> **Stated exercise**:
Only lines holding the string "replies" are wanted; copy each one from the material.
··· Stored rows ···
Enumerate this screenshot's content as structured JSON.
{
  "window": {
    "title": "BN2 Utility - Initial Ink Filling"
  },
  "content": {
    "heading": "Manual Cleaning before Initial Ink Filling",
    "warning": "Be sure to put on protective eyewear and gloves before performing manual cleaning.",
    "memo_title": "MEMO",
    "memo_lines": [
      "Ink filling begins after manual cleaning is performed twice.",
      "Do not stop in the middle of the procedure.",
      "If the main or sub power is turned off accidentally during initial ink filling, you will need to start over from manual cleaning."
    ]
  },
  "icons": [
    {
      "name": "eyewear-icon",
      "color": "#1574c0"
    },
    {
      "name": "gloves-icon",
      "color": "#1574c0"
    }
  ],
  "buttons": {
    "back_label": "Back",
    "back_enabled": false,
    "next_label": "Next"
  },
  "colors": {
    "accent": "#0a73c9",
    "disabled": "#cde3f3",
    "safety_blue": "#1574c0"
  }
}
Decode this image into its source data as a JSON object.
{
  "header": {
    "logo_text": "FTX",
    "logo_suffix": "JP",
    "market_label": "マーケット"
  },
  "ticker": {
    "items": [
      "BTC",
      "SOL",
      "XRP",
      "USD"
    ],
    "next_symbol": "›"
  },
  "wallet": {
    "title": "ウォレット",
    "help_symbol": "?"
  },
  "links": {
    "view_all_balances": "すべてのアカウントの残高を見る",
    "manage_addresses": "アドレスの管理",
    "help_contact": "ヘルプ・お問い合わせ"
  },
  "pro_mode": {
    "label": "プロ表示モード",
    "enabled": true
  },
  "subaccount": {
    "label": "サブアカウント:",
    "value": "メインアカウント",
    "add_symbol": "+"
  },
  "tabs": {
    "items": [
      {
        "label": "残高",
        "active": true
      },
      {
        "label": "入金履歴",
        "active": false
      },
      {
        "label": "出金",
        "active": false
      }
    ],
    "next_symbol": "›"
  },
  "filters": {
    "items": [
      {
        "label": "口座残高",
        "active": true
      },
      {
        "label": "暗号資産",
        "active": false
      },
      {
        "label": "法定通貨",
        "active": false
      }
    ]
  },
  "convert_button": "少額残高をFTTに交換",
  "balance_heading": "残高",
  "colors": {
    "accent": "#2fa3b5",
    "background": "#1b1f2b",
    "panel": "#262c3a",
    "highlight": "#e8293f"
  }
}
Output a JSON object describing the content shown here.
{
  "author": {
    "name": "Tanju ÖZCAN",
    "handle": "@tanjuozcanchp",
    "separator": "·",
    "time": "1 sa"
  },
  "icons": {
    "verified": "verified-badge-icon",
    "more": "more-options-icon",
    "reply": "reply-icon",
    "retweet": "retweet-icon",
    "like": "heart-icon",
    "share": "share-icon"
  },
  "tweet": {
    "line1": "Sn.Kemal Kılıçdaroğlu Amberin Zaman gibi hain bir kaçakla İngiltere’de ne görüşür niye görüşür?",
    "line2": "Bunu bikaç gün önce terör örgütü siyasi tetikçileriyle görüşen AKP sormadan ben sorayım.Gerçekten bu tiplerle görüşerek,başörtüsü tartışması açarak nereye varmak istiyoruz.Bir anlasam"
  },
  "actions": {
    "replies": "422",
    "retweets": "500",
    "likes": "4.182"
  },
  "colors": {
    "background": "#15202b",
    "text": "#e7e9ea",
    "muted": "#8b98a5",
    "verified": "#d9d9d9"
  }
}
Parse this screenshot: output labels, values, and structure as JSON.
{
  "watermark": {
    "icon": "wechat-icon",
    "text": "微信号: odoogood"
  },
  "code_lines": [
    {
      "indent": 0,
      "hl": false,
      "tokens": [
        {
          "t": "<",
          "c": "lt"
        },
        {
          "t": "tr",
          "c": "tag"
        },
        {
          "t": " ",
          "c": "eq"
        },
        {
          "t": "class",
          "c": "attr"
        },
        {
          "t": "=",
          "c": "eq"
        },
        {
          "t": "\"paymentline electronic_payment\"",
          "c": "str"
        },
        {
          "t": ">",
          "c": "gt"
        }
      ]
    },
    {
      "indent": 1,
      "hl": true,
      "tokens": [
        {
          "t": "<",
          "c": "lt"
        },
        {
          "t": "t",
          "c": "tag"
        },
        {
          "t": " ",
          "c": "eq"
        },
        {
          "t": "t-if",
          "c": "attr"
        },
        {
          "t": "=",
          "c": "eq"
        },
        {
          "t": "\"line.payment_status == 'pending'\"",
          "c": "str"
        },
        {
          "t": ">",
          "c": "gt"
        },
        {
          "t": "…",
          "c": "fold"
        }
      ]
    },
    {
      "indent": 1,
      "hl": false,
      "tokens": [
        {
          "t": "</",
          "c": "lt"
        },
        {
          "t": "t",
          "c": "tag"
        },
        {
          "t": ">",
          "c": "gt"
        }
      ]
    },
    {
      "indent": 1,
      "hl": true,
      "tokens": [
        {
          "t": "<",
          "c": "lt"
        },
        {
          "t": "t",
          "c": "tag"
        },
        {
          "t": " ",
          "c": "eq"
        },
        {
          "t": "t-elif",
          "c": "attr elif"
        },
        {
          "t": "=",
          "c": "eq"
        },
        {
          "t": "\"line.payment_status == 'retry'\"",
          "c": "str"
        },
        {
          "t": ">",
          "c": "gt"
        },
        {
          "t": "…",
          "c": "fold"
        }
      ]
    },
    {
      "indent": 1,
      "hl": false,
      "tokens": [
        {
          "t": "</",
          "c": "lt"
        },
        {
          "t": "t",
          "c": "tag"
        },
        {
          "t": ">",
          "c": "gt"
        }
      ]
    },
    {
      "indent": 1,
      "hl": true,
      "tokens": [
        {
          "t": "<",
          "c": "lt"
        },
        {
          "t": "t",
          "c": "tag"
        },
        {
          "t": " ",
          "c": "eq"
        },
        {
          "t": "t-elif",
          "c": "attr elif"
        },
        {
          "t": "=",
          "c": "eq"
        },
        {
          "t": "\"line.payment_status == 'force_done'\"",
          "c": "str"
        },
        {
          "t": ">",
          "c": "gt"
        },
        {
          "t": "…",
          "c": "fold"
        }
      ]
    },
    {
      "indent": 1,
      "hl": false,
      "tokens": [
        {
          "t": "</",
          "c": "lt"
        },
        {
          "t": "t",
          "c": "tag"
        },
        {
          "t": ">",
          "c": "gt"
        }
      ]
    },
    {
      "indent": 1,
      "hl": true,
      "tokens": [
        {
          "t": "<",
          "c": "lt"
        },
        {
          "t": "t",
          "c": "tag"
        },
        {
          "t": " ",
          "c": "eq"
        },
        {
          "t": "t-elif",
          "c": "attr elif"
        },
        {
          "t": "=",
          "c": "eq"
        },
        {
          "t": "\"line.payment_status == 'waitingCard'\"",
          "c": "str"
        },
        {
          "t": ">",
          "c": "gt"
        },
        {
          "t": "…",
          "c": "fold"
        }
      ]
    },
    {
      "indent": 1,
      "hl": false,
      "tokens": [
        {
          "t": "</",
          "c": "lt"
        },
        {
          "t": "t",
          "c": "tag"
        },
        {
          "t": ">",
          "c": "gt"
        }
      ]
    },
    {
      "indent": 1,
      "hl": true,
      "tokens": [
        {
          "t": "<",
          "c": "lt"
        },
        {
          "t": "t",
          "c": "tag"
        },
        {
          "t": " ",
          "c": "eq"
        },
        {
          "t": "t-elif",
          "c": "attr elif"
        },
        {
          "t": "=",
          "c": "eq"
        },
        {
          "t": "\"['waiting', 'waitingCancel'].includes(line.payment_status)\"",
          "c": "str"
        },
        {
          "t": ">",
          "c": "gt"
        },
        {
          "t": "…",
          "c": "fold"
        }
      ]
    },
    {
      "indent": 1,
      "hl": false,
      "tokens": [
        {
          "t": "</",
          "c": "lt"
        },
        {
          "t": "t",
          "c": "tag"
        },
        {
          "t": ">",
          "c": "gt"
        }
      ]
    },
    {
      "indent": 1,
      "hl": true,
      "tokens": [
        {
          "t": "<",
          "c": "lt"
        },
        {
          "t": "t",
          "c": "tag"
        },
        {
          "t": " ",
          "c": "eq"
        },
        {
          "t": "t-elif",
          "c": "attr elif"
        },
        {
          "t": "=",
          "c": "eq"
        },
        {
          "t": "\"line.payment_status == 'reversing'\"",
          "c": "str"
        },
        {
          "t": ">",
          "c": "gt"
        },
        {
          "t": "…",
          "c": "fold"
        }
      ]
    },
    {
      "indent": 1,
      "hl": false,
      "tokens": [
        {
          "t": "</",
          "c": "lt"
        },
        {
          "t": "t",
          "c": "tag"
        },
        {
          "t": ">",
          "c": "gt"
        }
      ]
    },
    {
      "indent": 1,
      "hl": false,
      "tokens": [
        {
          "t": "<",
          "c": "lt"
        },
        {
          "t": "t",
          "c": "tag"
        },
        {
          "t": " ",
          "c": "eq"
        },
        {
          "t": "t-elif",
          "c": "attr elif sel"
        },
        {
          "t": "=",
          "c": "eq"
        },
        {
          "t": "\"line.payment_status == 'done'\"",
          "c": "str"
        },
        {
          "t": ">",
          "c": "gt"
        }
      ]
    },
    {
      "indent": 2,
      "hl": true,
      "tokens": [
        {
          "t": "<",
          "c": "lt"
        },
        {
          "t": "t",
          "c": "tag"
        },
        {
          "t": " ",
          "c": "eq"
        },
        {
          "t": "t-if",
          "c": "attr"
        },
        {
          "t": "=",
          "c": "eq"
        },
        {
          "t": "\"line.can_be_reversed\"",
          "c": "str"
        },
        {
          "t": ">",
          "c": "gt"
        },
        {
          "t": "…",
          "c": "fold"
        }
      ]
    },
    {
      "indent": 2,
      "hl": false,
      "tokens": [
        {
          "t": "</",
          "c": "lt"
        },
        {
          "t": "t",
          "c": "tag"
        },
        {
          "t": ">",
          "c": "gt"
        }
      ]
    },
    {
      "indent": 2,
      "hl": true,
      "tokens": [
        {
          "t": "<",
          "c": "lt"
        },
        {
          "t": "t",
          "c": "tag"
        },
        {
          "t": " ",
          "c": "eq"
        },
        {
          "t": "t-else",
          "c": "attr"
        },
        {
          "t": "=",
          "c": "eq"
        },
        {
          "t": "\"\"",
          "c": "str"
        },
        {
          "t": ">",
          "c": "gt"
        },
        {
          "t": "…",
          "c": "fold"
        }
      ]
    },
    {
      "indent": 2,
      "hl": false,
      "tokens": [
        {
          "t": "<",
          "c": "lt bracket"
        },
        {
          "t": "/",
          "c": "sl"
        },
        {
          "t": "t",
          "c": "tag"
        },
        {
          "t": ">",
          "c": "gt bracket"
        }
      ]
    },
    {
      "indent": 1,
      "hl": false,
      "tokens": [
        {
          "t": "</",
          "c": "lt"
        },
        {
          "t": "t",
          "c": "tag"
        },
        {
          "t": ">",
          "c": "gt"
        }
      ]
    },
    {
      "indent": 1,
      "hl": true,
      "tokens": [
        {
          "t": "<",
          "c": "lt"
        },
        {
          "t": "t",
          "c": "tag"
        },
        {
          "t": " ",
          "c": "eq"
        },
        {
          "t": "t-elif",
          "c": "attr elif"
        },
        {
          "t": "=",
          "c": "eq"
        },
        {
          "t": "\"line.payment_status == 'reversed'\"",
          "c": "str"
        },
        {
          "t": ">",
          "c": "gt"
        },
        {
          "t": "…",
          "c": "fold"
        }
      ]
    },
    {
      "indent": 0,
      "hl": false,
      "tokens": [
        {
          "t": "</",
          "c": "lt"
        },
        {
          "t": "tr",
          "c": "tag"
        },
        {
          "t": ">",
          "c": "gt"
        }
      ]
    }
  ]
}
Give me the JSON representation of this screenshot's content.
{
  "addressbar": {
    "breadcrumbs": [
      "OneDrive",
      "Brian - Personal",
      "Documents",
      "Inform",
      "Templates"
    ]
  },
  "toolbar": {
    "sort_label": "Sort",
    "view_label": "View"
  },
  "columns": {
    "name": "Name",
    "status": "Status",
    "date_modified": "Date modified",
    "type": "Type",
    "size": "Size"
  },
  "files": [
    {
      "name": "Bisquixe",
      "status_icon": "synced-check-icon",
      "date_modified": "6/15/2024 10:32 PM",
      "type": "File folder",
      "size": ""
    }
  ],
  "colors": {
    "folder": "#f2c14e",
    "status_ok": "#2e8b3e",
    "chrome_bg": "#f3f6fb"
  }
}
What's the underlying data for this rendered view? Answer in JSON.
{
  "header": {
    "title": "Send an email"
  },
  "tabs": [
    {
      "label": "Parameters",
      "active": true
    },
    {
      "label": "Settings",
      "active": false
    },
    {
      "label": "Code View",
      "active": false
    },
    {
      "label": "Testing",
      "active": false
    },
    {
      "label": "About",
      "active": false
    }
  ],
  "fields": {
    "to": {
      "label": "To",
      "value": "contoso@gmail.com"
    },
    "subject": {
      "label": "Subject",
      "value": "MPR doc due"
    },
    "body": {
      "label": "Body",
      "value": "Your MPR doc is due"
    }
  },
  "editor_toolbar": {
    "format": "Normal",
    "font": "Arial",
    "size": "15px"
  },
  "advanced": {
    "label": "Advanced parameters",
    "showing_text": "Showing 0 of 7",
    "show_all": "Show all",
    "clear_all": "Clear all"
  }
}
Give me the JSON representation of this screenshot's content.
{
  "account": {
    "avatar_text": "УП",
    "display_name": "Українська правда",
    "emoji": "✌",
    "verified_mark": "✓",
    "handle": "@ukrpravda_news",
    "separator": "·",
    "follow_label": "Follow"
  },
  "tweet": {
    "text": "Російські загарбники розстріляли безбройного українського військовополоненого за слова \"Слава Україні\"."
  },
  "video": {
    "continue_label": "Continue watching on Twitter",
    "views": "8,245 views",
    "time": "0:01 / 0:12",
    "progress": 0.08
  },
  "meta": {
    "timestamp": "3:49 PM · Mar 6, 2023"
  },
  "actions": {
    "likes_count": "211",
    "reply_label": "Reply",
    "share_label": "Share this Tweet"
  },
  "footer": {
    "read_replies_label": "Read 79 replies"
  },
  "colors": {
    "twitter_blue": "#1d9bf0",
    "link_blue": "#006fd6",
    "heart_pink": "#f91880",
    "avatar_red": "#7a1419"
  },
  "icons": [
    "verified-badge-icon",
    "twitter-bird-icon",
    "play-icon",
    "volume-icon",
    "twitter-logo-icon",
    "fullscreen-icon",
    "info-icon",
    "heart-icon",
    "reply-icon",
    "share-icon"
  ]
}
···
> **The completed task**:
    "replies": "422",
    "read_replies_label": "Read 79 replies"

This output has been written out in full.